◆ Exercise objective:
Whether an entry is long or short, retype it exactly.

Extracts from a graphics dataset

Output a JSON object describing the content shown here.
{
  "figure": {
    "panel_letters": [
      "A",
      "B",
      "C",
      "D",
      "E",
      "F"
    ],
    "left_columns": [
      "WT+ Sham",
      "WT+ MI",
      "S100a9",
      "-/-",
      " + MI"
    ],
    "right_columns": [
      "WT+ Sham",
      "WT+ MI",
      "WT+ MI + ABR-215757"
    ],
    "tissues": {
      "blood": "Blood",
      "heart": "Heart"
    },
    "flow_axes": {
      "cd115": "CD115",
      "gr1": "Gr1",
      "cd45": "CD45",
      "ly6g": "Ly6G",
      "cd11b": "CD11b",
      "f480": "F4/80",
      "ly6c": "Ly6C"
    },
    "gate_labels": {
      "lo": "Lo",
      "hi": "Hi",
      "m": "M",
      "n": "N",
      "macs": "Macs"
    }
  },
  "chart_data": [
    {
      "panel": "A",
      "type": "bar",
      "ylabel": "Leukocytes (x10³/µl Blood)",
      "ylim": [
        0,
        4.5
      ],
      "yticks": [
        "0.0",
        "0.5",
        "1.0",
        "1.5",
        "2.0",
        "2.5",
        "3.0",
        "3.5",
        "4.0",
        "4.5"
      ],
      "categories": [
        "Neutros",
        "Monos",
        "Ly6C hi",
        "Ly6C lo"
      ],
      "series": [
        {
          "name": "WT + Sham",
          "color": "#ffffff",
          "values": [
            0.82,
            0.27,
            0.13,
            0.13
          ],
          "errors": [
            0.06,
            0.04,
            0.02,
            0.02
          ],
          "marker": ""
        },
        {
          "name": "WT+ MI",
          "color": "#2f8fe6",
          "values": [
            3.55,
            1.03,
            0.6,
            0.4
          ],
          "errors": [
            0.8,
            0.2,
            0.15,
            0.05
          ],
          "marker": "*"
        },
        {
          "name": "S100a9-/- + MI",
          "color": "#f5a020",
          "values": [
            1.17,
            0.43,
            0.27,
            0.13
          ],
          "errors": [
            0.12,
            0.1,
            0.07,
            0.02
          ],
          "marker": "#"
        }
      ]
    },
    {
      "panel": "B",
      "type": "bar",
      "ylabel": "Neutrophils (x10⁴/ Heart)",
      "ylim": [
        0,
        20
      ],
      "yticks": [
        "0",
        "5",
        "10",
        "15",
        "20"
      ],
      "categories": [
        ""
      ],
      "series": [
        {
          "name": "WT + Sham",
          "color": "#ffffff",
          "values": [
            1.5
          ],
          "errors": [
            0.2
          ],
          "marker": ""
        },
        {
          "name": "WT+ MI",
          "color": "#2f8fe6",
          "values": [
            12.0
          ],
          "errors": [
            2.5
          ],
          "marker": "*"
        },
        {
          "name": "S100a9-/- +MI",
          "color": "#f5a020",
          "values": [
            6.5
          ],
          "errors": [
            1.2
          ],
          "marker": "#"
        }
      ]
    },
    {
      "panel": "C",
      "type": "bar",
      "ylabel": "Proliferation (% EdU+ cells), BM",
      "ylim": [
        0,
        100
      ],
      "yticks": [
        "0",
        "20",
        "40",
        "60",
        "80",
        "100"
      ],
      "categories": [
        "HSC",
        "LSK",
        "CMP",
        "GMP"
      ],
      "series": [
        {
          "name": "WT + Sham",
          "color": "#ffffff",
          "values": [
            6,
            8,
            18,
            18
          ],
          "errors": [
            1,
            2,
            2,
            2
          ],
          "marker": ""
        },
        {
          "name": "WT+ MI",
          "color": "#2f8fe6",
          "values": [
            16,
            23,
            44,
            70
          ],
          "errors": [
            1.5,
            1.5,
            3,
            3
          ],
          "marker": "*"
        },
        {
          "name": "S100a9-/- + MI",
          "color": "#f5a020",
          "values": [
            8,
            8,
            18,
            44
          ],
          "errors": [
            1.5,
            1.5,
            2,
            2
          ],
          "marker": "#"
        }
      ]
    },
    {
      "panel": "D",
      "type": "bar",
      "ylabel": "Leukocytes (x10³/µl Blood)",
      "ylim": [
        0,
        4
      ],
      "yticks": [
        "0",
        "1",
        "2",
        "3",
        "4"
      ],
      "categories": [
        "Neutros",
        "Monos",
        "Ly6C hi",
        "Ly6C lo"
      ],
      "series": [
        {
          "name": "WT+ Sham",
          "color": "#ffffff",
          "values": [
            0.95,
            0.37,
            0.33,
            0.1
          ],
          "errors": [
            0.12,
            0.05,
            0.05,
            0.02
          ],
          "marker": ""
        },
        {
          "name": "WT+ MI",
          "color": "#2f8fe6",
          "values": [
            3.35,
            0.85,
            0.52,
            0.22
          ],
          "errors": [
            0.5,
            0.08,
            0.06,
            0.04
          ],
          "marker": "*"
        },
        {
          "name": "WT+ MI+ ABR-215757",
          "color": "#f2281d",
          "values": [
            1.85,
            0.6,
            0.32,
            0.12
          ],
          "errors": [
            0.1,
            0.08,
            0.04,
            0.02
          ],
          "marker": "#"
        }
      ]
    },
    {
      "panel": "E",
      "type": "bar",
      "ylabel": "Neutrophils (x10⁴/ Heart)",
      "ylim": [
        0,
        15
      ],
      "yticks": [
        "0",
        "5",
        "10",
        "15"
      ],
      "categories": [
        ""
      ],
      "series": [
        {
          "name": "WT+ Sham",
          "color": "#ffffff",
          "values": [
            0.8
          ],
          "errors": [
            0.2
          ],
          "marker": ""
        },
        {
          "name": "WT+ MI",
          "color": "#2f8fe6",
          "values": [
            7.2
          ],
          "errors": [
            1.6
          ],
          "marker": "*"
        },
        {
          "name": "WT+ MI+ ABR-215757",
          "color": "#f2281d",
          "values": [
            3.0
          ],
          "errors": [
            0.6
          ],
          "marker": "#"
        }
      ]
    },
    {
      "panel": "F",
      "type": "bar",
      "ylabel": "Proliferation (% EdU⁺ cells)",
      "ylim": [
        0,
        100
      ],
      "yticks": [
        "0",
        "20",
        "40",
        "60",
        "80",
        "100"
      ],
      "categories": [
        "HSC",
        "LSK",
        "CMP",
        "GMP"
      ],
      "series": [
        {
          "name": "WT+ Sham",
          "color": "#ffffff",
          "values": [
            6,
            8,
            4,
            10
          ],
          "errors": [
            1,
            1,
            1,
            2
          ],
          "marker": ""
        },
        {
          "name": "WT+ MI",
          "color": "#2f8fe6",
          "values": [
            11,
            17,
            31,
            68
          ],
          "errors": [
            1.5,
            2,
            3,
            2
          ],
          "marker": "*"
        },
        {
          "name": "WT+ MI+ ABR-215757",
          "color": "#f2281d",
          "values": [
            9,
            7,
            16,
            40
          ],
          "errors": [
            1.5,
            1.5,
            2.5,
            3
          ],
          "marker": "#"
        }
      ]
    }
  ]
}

◆ Reply:
Output a JSON object describing the content shown here.
{
  "figure": {
    "panel_letters": [
      "A",
      "B",
      "C",
      "D",
      "E",
      "F"
    ],
    "left_columns": [
      "WT+ Sham",
      "WT+ MI",
      "S100a9",
      "-/-",
      " + MI"
    ],
    "right_columns": [
      "WT+ Sham",
      "WT+ MI",
      "WT+ MI + ABR-215757"
    ],
    "tissues": {
      "blood": "Blood",
      "heart": "Heart"
    },
    "flow_axes": {
      "cd115": "CD115",
      "gr1": "Gr1",
      "cd45": "CD45",
      "ly6g": "Ly6G",
      "cd11b": "CD11b",
      "f480": "F4/80",
      "ly6c": "Ly6C"
    },
    "gate_labels": {
      "lo": "Lo",
      "hi": "Hi",
      "m": "M",
      "n": "N",
      "macs": "Macs"
    }
  },
  "chart_data": [
    {
      "panel": "A",
      "type": "bar",
      "ylabel": "Leukocytes (x10³/µl Blood)",
      "ylim": [
        0,
        4.5
      ],
      "yticks": [
        "0.0",
        "0.5",
        "1.0",
        "1.5",
        "2.0",
        "2.5",
        "3.0",
        "3.5",
        "4.0",
        "4.5"
      ],
      "categories": [
        "Neutros",
        "Monos",
        "Ly6C hi",
        "Ly6C lo"
      ],
      "series": [
        {
          "name": "WT + Sham",
          "color": "#ffffff",
          "values": [
            0.82,
            0.27,
            0.13,
            0.13
          ],
          "errors": [
            0.06,
            0.04,
            0.02,
            0.02
          ],
          "marker": ""
        },
        {
          "name": "WT+ MI",
          "color": "#2f8fe6",
          "values": [
            3.55,
            1.03,
            0.6,
            0.4
          ],
          "errors": [
            0.8,
            0.2,
            0.15,
            0.05
          ],
          "marker": "*"
        },
        {
          "name": "S100a9-/- + MI",
          "color": "#f5a020",
          "values": [
            1.17,
            0.43,
            0.27,
            0.13
          ],
          "errors": [
            0.12,
            0.1,
            0.07,
            0.02
          ],
          "marker": "#"
        }
      ]
    },
    {
      "panel": "B",
      "type": "bar",
      "ylabel": "Neutrophils (x10⁴/ Heart)",
      "ylim": [
        0,
        20
      ],
      "yticks": [
        "0",
        "5",
        "10",
        "15",
        "20"
      ],
      "categories": [
        ""
      ],
      "series": [
        {
          "name": "WT + Sham",
          "color": "#ffffff",
          "values": [
            1.5
          ],
          "errors": [
            0.2
          ],
          "marker": ""
        },
        {
          "name": "WT+ MI",
          "color": "#2f8fe6",
          "values": [
            12.0
          ],
          "errors": [
            2.5
          ],
          "marker": "*"
        },
        {
          "name": "S100a9-/- +MI",
          "color": "#f5a020",
          "values": [
            6.5
          ],
          "errors": [
            1.2
          ],
          "marker": "#"
        }
      ]
    },
    {
      "panel": "C",
      "type": "bar",
      "ylabel": "Proliferation (% EdU+ cells), BM",
      "ylim": [
        0,
        100
      ],
      "yticks": [
        "0",
        "20",
        "40",
        "60",
        "80",
        "100"
      ],
      "categories": [
        "HSC",
        "LSK",
        "CMP",
        "GMP"
      ],
      "series": [
        {
          "name": "WT + Sham",
          "color": "#ffffff",
          "values": [
            6,
            8,
            18,
            18
          ],
          "errors": [
            1,
            2,
            2,
            2
          ],
          "marker": ""
        },
        {
          "name": "WT+ MI",
          "color": "#2f8fe6",
          "values": [
            16,
            23,
            44,
            70
          ],
          "errors": [
            1.5,
            1.5,
            3,
            3
          ],
          "marker": "*"
        },
        {
          "name": "S100a9-/- + MI",
          "color": "#f5a020",
          "values": [
            8,
            8,
            18,
            44
          ],
          "errors": [
            1.5,
            1.5,
            2,
            2
          ],
          "marker": "#"
        }
      ]
    },
    {
      "panel": "D",
      "type": "bar",
      "ylabel": "Leukocytes (x10³/µl Blood)",
      "ylim": [
        0,
        4
      ],
      "yticks": [
        "0",
        "1",
        "2",
        "3",
        "4"
      ],
      "categories": [
        "Neutros",
        "Monos",
        "Ly6C hi",
        "Ly6C lo"
      ],
      "series": [
        {
          "name": "WT+ Sham",
          "color": "#ffffff",
          "values": [
            0.95,
            0.37,
            0.33,
            0.1
          ],
          "errors": [
            0.12,
            0.05,
            0.05,
            0.02
          ],
          "marker": ""
        },
        {
          "name": "WT+ MI",
          "color": "#2f8fe6",
          "values": [
            3.35,
            0.85,
            0.52,
            0.22
          ],
          "errors": [
            0.5,
            0.08,
            0.06,
            0.04
          ],
          "marker": "*"
        },
        {
          "name": "WT+ MI+ ABR-215757",
          "color": "#f2281d",
          "values": [
            1.85,
            0.6,
            0.32,
            0.12
          ],
          "errors": [
            0.1,
            0.08,
            0.04,
            0.02
          ],
          "marker": "#"
        }
      ]
    },
    {
      "panel": "E",
      "type": "bar",
      "ylabel": "Neutrophils (x10⁴/ Heart)",
      "ylim": [
        0,
        15
      ],
      "yticks": [
        "0",
        "5",
        "10",
        "15"
      ],
      "categories": [
        ""
      ],
      "series": [
        {
          "name": "WT+ Sham",
          "color": "#ffffff",
          "values": [
            0.8
          ],
          "errors": [
            0.2
          ],
          "marker": ""
        },
        {
          "name": "WT+ MI",
          "color": "#2f8fe6",
          "values": [
            7.2
          ],
          "errors": [
            1.6
          ],
          "marker": "*"
        },
        {
          "name": "WT+ MI+ ABR-215757",
          "color": "#f2281d",
          "values": [
            3.0
          ],
          "errors": [
            0.6
          ],
          "marker": "#"
        }
      ]
    },
    {
      "panel": "F",
      "type": "bar",
      "ylabel": "Proliferation (% EdU⁺ cells)",
      "ylim": [
        0,
        100
      ],
      "yticks": [
        "0",
        "20",
        "40",
        "60",
        "80",
        "100"
      ],
      "categories": [
        "HSC",
        "LSK",
        "CMP",
        "GMP"
      ],
      "series": [
        {
          "name": "WT+ Sham",
          "color": "#ffffff",
          "values": [
            6,
            8,
            4,
            10
          ],
          "errors": [
            1,
            1,
            1,
            2
          ],
          "marker": ""
        },
        {
          "name": "WT+ MI",
          "color": "#2f8fe6",
          "values": [
            11,
            17,
            31,
            68
          ],
          "errors": [
            1.5,
            2,
            3,
            2
          ],
          "marker": "*"
        },
        {
          "name": "WT+ MI+ ABR-215757",
          "color": "#f2281d",
          "values": [
            9,
            7,
            16,
            40
          ],
          "errors": [
            1.5,
            1.5,
            2.5,
            3
          ],
          "marker": "#"
        }
      ]
    }
  ]
}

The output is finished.